» TO DO
Your task is to transcribe all of the records exactly and leave out the pictures.

Saved data entries:
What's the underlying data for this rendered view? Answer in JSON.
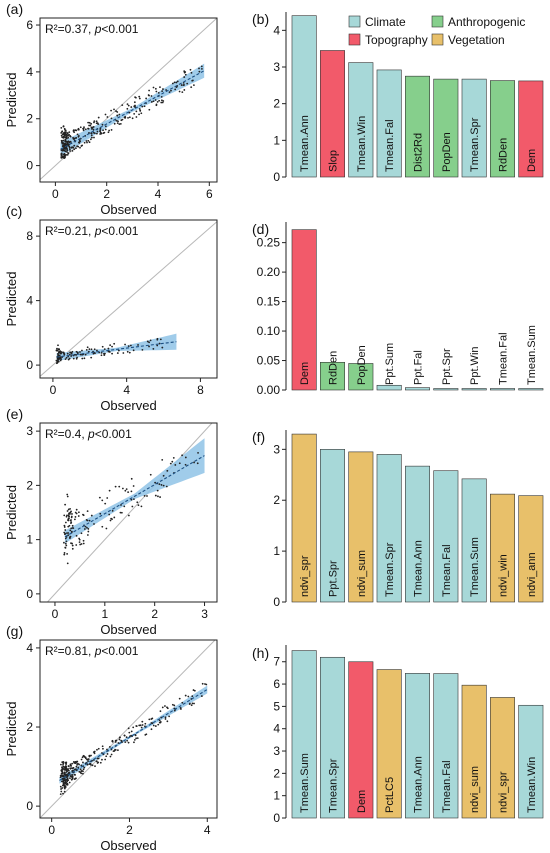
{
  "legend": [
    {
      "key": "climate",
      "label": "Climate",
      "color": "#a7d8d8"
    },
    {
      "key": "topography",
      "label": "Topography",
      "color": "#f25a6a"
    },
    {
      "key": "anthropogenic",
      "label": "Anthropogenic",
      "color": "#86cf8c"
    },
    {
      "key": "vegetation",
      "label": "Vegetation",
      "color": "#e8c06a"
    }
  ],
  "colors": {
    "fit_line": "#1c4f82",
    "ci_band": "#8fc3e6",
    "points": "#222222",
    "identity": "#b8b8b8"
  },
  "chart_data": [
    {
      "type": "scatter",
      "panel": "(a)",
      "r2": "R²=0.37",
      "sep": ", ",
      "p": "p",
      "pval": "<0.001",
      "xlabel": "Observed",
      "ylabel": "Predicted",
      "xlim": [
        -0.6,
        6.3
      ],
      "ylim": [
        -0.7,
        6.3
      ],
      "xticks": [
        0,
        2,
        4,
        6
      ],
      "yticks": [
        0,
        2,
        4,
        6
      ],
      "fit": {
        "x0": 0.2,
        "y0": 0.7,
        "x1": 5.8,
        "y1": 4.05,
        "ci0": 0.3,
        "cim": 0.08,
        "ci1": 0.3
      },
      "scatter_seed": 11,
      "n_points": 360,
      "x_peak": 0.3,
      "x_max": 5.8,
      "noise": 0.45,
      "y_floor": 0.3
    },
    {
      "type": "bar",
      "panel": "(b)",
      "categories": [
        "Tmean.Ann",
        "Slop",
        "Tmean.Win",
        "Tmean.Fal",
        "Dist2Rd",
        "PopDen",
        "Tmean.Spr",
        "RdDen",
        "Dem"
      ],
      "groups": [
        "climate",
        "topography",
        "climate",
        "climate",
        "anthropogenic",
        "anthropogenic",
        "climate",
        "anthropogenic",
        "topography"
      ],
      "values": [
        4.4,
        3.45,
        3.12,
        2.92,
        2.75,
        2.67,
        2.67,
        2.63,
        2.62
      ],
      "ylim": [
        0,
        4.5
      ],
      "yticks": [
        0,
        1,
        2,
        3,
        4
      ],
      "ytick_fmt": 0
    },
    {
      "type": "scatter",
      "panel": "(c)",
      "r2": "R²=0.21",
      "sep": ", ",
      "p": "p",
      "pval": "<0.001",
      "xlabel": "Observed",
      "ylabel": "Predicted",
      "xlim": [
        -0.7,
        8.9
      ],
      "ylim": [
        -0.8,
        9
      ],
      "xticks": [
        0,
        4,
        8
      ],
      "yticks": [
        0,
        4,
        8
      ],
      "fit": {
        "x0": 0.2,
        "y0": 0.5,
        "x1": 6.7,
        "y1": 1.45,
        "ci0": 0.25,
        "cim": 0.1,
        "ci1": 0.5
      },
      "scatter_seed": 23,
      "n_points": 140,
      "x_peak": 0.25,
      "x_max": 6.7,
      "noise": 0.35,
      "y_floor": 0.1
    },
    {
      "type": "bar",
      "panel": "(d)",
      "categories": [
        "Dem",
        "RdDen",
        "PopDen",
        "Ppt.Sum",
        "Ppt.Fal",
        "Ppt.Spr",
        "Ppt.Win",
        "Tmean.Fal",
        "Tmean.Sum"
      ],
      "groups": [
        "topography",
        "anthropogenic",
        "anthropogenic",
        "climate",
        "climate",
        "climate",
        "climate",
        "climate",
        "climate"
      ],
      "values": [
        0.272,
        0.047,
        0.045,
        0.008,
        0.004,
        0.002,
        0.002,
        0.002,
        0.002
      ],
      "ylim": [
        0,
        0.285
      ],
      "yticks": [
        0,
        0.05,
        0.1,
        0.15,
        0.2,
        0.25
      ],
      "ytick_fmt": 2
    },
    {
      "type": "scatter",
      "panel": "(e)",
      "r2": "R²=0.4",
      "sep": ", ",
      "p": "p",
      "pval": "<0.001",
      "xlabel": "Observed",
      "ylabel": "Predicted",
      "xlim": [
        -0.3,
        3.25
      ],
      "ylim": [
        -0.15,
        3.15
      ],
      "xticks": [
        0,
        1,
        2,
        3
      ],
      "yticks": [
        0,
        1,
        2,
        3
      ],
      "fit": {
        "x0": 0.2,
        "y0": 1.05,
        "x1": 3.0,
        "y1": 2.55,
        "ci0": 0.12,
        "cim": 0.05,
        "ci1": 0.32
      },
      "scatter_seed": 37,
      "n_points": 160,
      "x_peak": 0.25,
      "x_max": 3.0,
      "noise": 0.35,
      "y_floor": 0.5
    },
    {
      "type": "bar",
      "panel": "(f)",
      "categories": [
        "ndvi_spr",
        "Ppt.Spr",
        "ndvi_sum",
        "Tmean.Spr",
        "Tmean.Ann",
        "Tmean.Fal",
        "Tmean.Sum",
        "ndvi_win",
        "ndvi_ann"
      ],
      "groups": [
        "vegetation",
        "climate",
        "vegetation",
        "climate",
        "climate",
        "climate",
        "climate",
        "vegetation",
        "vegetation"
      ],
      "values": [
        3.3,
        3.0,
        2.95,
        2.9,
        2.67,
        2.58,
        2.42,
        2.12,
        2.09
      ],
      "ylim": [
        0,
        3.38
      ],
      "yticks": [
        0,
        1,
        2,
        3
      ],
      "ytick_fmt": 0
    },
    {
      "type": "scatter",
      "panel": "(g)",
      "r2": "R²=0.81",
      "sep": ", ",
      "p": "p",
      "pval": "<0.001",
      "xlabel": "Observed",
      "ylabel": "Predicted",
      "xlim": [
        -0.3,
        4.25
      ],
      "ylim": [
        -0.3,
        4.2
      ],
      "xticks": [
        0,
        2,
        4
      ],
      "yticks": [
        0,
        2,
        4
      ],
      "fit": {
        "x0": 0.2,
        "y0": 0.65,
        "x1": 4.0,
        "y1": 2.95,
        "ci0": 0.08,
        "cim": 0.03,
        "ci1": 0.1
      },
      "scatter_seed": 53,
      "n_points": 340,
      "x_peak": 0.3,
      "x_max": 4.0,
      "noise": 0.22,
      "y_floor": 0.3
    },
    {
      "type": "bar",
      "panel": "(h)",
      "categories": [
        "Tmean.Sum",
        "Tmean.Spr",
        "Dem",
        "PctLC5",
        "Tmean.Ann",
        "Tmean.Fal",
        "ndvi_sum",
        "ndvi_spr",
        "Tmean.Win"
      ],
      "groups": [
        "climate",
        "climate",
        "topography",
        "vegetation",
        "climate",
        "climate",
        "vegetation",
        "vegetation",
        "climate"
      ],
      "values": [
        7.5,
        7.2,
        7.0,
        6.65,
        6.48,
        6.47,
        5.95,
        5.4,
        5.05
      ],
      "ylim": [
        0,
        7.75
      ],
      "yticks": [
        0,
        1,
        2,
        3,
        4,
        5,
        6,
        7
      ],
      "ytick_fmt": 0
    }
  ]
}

» SOLUTION FOR THIS PROBLEM
What's the underlying data for this rendered view? Answer in JSON.
{
  "legend": [
    {
      "key": "climate",
      "label": "Climate",
      "color": "#a7d8d8"
    },
    {
      "key": "topography",
      "label": "Topography",
      "color": "#f25a6a"
    },
    {
      "key": "anthropogenic",
      "label": "Anthropogenic",
      "color": "#86cf8c"
    },
    {
      "key": "vegetation",
      "label": "Vegetation",
      "color": "#e8c06a"
    }
  ],
  "colors": {
    "fit_line": "#1c4f82",
    "ci_band": "#8fc3e6",
    "points": "#222222",
    "identity": "#b8b8b8"
  },
  "chart_data": [
    {
      "type": "scatter",
      "panel": "(a)",
      "r2": "R²=0.37",
      "sep": ", ",
      "p": "p",
      "pval": "<0.001",
      "xlabel": "Observed",
      "ylabel": "Predicted",
      "xlim": [
        -0.6,
        6.3
      ],
      "ylim": [
        -0.7,
        6.3
      ],
      "xticks": [
        0,
        2,
        4,
        6
      ],
      "yticks": [
        0,
        2,
        4,
        6
      ],
      "fit": {
        "x0": 0.2,
        "y0": 0.7,
        "x1": 5.8,
        "y1": 4.05,
        "ci0": 0.3,
        "cim": 0.08,
        "ci1": 0.3
      },
      "scatter_seed": 11,
      "n_points": 360,
      "x_peak": 0.3,
      "x_max": 5.8,
      "noise": 0.45,
      "y_floor": 0.3
    },
    {
      "type": "bar",
      "panel": "(b)",
      "categories": [
        "Tmean.Ann",
        "Slop",
        "Tmean.Win",
        "Tmean.Fal",
        "Dist2Rd",
        "PopDen",
        "Tmean.Spr",
        "RdDen",
        "Dem"
      ],
      "groups": [
        "climate",
        "topography",
        "climate",
        "climate",
        "anthropogenic",
        "anthropogenic",
        "climate",
        "anthropogenic",
        "topography"
      ],
      "values": [
        4.4,
        3.45,
        3.12,
        2.92,
        2.75,
        2.67,
        2.67,
        2.63,
        2.62
      ],
      "ylim": [
        0,
        4.5
      ],
      "yticks": [
        0,
        1,
        2,
        3,
        4
      ],
      "ytick_fmt": 0
    },
    {
      "type": "scatter",
      "panel": "(c)",
      "r2": "R²=0.21",
      "sep": ", ",
      "p": "p",
      "pval": "<0.001",
      "xlabel": "Observed",
      "ylabel": "Predicted",
      "xlim": [
        -0.7,
        8.9
      ],
      "ylim": [
        -0.8,
        9
      ],
      "xticks": [
        0,
        4,
        8
      ],
      "yticks": [
        0,
        4,
        8
      ],
      "fit": {
        "x0": 0.2,
        "y0": 0.5,
        "x1": 6.7,
        "y1": 1.45,
        "ci0": 0.25,
        "cim": 0.1,
        "ci1": 0.5
      },
      "scatter_seed": 23,
      "n_points": 140,
      "x_peak": 0.25,
      "x_max": 6.7,
      "noise": 0.35,
      "y_floor": 0.1
    },
    {
      "type": "bar",
      "panel": "(d)",
      "categories": [
        "Dem",
        "RdDen",
        "PopDen",
        "Ppt.Sum",
        "Ppt.Fal",
        "Ppt.Spr",
        "Ppt.Win",
        "Tmean.Fal",
        "Tmean.Sum"
      ],
      "groups": [
        "topography",
        "anthropogenic",
        "anthropogenic",
        "climate",
        "climate",
        "climate",
        "climate",
        "climate",
        "climate"
      ],
      "values": [
        0.272,
        0.047,
        0.045,
        0.008,
        0.004,
        0.002,
        0.002,
        0.002,
        0.002
      ],
      "ylim": [
        0,
        0.285
      ],
      "yticks": [
        0,
        0.05,
        0.1,
        0.15,
        0.2,
        0.25
      ],
      "ytick_fmt": 2
    },
    {
      "type": "scatter",
      "panel": "(e)",
      "r2": "R²=0.4",
      "sep": ", ",
      "p": "p",
      "pval": "<0.001",
      "xlabel": "Observed",
      "ylabel": "Predicted",
      "xlim": [
        -0.3,
        3.25
      ],
      "ylim": [
        -0.15,
        3.15
      ],
      "xticks": [
        0,
        1,
        2,
        3
      ],
      "yticks": [
        0,
        1,
        2,
        3
      ],
      "fit": {
        "x0": 0.2,
        "y0": 1.05,
        "x1": 3.0,
        "y1": 2.55,
        "ci0": 0.12,
        "cim": 0.05,
        "ci1": 0.32
      },
      "scatter_seed": 37,
      "n_points": 160,
      "x_peak": 0.25,
      "x_max": 3.0,
      "noise": 0.35,
      "y_floor": 0.5
    },
    {
      "type": "bar",
      "panel": "(f)",
      "categories": [
        "ndvi_spr",
        "Ppt.Spr",
        "ndvi_sum",
        "Tmean.Spr",
        "Tmean.Ann",
        "Tmean.Fal",
        "Tmean.Sum",
        "ndvi_win",
        "ndvi_ann"
      ],
      "groups": [
        "vegetation",
        "climate",
        "vegetation",
        "climate",
        "climate",
        "climate",
        "climate",
        "vegetation",
        "vegetation"
      ],
      "values": [
        3.3,
        3.0,
        2.95,
        2.9,
        2.67,
        2.58,
        2.42,
        2.12,
        2.09
      ],
      "ylim": [
        0,
        3.38
      ],
      "yticks": [
        0,
        1,
        2,
        3
      ],
      "ytick_fmt": 0
    },
    {
      "type": "scatter",
      "panel": "(g)",
      "r2": "R²=0.81",
      "sep": ", ",
      "p": "p",
      "pval": "<0.001",
      "xlabel": "Observed",
      "ylabel": "Predicted",
      "xlim": [
        -0.3,
        4.25
      ],
      "ylim": [
        -0.3,
        4.2
      ],
      "xticks": [
        0,
        2,
        4
      ],
      "yticks": [
        0,
        2,
        4
      ],
      "fit": {
        "x0": 0.2,
        "y0": 0.65,
        "x1": 4.0,
        "y1": 2.95,
        "ci0": 0.08,
        "cim": 0.03,
        "ci1": 0.1
      },
      "scatter_seed": 53,
      "n_points": 340,
      "x_peak": 0.3,
      "x_max": 4.0,
      "noise": 0.22,
      "y_floor": 0.3
    },
    {
      "type": "bar",
      "panel": "(h)",
      "categories": [
        "Tmean.Sum",
        "Tmean.Spr",
        "Dem",
        "PctLC5",
        "Tmean.Ann",
        "Tmean.Fal",
        "ndvi_sum",
        "ndvi_spr",
        "Tmean.Win"
      ],
      "groups": [
        "climate",
        "climate",
        "topography",
        "vegetation",
        "climate",
        "climate",
        "vegetation",
        "vegetation",
        "climate"
      ],
      "values": [
        7.5,
        7.2,
        7.0,
        6.65,
        6.48,
        6.47,
        5.95,
        5.4,
        5.05
      ],
      "ylim": [
        0,
        7.75
      ],
      "yticks": [
        0,
        1,
        2,
        3,
        4,
        5,
        6,
        7
      ],
      "ytick_fmt": 0
    }
  ]
}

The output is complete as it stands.